» **WHAT THE TASK REQUIRES**: Locate every line in the records below that contains the word "Kənd", and copy each one.

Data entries
——————

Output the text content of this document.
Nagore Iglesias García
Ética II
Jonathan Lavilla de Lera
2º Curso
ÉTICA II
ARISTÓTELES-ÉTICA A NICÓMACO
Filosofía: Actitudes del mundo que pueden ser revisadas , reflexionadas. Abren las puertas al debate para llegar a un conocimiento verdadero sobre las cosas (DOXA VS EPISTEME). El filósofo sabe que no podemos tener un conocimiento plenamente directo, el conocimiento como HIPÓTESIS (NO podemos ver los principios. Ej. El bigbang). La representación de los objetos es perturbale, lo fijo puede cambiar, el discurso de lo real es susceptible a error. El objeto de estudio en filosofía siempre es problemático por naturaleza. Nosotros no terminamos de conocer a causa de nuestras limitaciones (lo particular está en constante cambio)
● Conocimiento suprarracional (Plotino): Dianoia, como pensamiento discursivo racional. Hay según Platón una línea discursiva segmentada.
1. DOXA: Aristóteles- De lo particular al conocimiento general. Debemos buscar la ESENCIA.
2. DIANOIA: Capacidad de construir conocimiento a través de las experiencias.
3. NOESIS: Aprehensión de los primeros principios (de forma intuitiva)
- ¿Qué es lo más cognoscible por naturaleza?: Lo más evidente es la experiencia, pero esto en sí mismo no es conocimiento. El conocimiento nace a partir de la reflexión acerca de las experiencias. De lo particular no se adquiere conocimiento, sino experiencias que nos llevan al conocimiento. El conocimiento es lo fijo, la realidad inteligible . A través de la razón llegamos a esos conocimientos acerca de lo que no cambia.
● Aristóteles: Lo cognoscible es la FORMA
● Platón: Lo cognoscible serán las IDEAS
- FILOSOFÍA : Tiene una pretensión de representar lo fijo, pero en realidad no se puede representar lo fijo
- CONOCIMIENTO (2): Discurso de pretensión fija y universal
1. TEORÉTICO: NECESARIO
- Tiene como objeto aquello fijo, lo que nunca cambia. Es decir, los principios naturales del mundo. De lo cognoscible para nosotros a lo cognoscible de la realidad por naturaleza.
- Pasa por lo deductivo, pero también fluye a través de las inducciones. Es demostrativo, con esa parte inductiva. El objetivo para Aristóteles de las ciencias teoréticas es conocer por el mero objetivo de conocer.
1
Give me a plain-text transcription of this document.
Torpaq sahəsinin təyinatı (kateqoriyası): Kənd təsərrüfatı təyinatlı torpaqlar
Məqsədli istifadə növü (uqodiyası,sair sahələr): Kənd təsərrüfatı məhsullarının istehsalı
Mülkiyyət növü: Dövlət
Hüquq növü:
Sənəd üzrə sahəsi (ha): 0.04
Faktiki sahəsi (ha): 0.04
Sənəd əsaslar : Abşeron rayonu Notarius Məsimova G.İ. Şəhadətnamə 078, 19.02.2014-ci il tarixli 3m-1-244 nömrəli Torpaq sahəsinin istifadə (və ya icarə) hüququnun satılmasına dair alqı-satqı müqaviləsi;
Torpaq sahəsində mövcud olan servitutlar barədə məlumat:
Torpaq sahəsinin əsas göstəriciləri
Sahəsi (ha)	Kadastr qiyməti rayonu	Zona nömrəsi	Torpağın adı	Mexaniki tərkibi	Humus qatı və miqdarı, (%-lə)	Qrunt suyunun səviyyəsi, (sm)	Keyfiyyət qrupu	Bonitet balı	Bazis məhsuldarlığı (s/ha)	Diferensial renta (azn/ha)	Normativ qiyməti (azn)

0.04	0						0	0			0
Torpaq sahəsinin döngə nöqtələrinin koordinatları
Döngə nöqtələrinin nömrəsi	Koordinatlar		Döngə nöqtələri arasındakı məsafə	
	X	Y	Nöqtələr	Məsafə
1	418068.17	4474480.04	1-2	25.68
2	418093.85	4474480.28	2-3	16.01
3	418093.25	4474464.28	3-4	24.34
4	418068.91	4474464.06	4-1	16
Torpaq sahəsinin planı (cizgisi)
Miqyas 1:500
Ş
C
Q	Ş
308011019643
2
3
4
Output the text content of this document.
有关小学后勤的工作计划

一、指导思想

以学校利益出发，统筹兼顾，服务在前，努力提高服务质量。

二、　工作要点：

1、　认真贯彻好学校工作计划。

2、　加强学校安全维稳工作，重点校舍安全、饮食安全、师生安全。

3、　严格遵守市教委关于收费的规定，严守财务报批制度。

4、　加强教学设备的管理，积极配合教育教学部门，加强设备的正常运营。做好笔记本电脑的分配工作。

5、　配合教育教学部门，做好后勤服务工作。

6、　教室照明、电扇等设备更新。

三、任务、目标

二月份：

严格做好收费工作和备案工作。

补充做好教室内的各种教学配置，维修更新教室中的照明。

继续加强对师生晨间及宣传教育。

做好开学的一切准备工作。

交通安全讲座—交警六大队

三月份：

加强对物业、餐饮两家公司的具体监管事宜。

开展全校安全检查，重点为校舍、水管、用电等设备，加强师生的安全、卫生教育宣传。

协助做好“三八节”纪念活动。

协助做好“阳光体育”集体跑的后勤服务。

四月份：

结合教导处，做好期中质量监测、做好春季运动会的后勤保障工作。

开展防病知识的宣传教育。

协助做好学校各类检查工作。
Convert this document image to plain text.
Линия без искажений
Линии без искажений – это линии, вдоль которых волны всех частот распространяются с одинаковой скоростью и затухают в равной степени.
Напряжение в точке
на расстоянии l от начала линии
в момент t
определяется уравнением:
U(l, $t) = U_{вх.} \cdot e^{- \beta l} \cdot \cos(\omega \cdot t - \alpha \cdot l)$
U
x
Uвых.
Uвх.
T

——————

» **COMPLETE OUTPUT**:
Torpaq sahəsinin təyinatı (kateqoriyası): Kənd təsərrüfatı təyinatlı torpaqlar
Məqsədli istifadə növü (uqodiyası,sair sahələr): Kənd təsərrüfatı məhsullarının istehsalı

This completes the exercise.